Reproduce the entries word for word, and omit any picture you find in them.

[Data entries]

## start

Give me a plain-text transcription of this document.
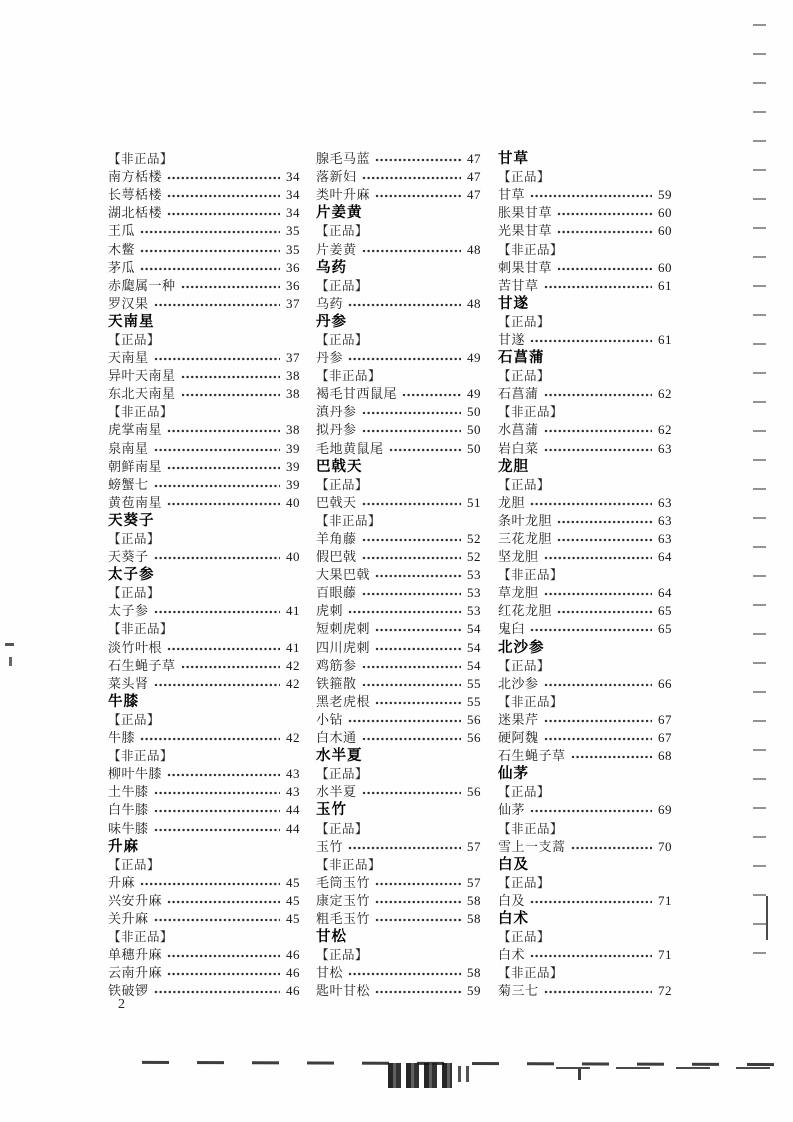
【非正品】
南方栝楼	34
长萼栝楼	34
湖北栝楼	34
王瓜	35
木鳖	35
茅瓜	36
赤瓟属一种	36
罗汉果	37
天南星
【正品】
天南星	37
异叶天南星	38
东北天南星	38
【非正品】
虎掌南星	38
泉南星	39
朝鲜南星	39
螃蟹七	39
黄苞南星	40
天葵子
【正品】
天葵子	40
太子参
【正品】
太子参	41
【非正品】
淡竹叶根	41
石生蝇子草	42
菜头肾	42
牛膝
【正品】
牛膝	42
【非正品】
柳叶牛膝	43
土牛膝	43
白牛膝	44
味牛膝	44
升麻
【正品】
升麻	45
兴安升麻	45
关升麻	45
【非正品】
单穗升麻	46
云南升麻	46
铁破锣	46
腺毛马蓝	47
落新妇	47
类叶升麻	47
片姜黄
【正品】
片姜黄	48
乌药
【正品】
乌药	48
丹参
【正品】
丹参	49
【非正品】
褐毛甘西鼠尾	49
滇丹参	50
拟丹参	50
毛地黄鼠尾	50
巴戟天
【正品】
巴戟天	51
【非正品】
羊角藤	52
假巴戟	52
大果巴戟	53
百眼藤	53
虎刺	53
短刺虎刺	54
四川虎刺	54
鸡筋参	54
铁箍散	55
黑老虎根	55
小钻	56
白木通	56
水半夏
【正品】
水半夏	56
玉竹
【正品】
玉竹	57
【非正品】
毛筒玉竹	57
康定玉竹	58
粗毛玉竹	58
甘松
【正品】
甘松	58
匙叶甘松	59
甘草
【正品】
甘草	59
胀果甘草	60
光果甘草	60
【非正品】
刺果甘草	60
苦甘草	61
甘遂
【正品】
甘遂	61
石菖蒲
【正品】
石菖蒲	62
【非正品】
水菖蒲	62
岩白菜	63
龙胆
【正品】
龙胆	63
条叶龙胆	63
三花龙胆	63
坚龙胆	64
【非正品】
草龙胆	64
红花龙胆	65
鬼臼	65
北沙参
【正品】
北沙参	66
【非正品】
迷果芹	67
硬阿魏	67
石生蝇子草	68
仙茅
【正品】
仙茅	69
【非正品】
雪上一支蒿	70
白及
【正品】
白及	71
白术
【正品】
白术	71
【非正品】
菊三七	72
2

## end

* _THE REPLY_:
Give me a plain-text transcription of this document.
【非正品】
南方栝楼	34
长萼栝楼	34
湖北栝楼	34
王瓜	35
木鳖	35
茅瓜	36
赤瓟属一种	36
罗汉果	37
天南星
【正品】
天南星	37
异叶天南星	38
东北天南星	38
【非正品】
虎掌南星	38
泉南星	39
朝鲜南星	39
螃蟹七	39
黄苞南星	40
天葵子
【正品】
天葵子	40
太子参
【正品】
太子参	41
【非正品】
淡竹叶根	41
石生蝇子草	42
菜头肾	42
牛膝
【正品】
牛膝	42
【非正品】
柳叶牛膝	43
土牛膝	43
白牛膝	44
味牛膝	44
升麻
【正品】
升麻	45
兴安升麻	45
关升麻	45
【非正品】
单穗升麻	46
云南升麻	46
铁破锣	46
腺毛马蓝	47
落新妇	47
类叶升麻	47
片姜黄
【正品】
片姜黄	48
乌药
【正品】
乌药	48
丹参
【正品】
丹参	49
【非正品】
褐毛甘西鼠尾	49
滇丹参	50
拟丹参	50
毛地黄鼠尾	50
巴戟天
【正品】
巴戟天	51
【非正品】
羊角藤	52
假巴戟	52
大果巴戟	53
百眼藤	53
虎刺	53
短刺虎刺	54
四川虎刺	54
鸡筋参	54
铁箍散	55
黑老虎根	55
小钻	56
白木通	56
水半夏
【正品】
水半夏	56
玉竹
【正品】
玉竹	57
【非正品】
毛筒玉竹	57
康定玉竹	58
粗毛玉竹	58
甘松
【正品】
甘松	58
匙叶甘松	59
甘草
【正品】
甘草	59
胀果甘草	60
光果甘草	60
【非正品】
刺果甘草	60
苦甘草	61
甘遂
【正品】
甘遂	61
石菖蒲
【正品】
石菖蒲	62
【非正品】
水菖蒲	62
岩白菜	63
龙胆
【正品】
龙胆	63
条叶龙胆	63
三花龙胆	63
坚龙胆	64
【非正品】
草龙胆	64
红花龙胆	65
鬼臼	65
北沙参
【正品】
北沙参	66
【非正品】
迷果芹	67
硬阿魏	67
石生蝇子草	68
仙茅
【正品】
仙茅	69
【非正品】
雪上一支蒿	70
白及
【正品】
白及	71
白术
【正品】
白术	71
【非正品】
菊三七	72
2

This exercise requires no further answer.